### Text provided
Sunday, April 19, 2009

"You're Another"--Not a Very Good Answer to Pharma Influence

This is getting tiresome.

The ploy du jour for those who wish to deny or to distract attention from the fact that the drug industry has a near-stranglehold over the medical literature regarding pharmaceuticals seems to be "you're another."

Example: Here's a posting on the "Placebo Journal" blog, which purports to be a humorous site, though I am missing the humor in this particular situation: http://placebojournal.blogspot.com/2009/04/right-way-to-influence-someone.html

This post cites with approval the "Pharmascold" article by Shaywitz and Stossel that I recently skewered: http://brodyhooked.blogspot.com/2009/04/pharmascolds-strike-back-latest-from.html

The writer of the post then somehow manages to turn into a semi-justification for not getting excitedabout conflicts of interest with Pharma the following news account of political COI:
http://online.wsj.com/article/SB123914567420098841.html

The politics story reveals that Gov. Ed Rendell (D-PA) received campaign contributions from a big Houston law firm, and then handed that firm a juicy contract to try a civil suit on behalf of the state against Janssen regarding their drug Risperdal. This looks very fishy because the contract with the Houston law firm somehow was handled through the guv's office directly, bypassing the state AG who you think would be expected to handle such business. Of course there was the routine denial that the campaign contributions had anything to do with this.

### About this exercise
Does each statement agree with the pharma influence post? For each, answer yes or no and quote the deciding words of the post.
(a) The writer finds the Placebo Journal posting funny.
(b) The contract with the Houston law firm went through the state AG.
(c) The state's civil suit against Janssen concerned the drug Risperdal.
Use only the pharma influence post to respond.

### Provided information
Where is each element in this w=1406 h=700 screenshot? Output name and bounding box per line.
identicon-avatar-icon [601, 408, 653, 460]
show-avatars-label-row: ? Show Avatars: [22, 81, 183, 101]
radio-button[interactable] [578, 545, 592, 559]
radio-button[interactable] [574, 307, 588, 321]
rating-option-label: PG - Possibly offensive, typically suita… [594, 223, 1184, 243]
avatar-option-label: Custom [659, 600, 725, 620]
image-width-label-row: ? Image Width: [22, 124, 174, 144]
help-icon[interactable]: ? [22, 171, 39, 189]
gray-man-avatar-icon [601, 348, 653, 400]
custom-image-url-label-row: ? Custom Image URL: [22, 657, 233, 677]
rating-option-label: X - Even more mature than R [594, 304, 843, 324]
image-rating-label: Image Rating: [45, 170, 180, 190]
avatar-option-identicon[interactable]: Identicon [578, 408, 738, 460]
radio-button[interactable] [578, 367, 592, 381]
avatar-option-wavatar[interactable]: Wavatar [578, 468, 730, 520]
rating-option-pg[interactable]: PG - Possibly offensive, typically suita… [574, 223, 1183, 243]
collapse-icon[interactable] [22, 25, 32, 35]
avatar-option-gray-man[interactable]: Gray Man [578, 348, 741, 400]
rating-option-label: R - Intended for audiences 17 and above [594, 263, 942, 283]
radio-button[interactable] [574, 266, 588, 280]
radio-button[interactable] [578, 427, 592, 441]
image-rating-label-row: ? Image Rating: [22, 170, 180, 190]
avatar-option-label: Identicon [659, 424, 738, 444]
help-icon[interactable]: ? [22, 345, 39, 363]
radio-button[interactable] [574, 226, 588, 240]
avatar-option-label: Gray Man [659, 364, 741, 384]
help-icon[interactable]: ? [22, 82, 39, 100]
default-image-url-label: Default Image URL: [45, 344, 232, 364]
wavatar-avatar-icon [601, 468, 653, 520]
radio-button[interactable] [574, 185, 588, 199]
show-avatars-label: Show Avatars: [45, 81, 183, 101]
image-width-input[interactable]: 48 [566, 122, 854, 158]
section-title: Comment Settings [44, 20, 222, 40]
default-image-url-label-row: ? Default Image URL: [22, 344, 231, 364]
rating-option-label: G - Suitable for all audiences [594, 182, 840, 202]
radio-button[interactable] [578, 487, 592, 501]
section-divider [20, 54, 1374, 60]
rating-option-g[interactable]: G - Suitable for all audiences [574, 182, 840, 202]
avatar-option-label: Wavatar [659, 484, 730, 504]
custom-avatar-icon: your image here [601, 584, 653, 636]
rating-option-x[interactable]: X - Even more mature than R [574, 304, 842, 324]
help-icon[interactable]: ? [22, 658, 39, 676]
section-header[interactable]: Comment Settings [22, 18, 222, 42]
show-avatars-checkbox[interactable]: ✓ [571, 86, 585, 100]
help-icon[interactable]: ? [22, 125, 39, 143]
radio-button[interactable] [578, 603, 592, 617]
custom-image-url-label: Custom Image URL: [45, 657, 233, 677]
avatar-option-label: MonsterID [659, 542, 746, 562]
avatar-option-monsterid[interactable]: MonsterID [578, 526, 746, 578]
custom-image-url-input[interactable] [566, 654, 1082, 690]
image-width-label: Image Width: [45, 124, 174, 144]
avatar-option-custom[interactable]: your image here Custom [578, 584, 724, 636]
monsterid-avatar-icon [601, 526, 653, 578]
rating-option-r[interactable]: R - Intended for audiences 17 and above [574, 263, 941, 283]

### Solution to the exercise
(a) No: "I am missing the humor in this particular situation"
(b) No: "handled through the guv's office directly, bypassing the state AG"
(c) Yes: "against Janssen regarding their drug Risperdal"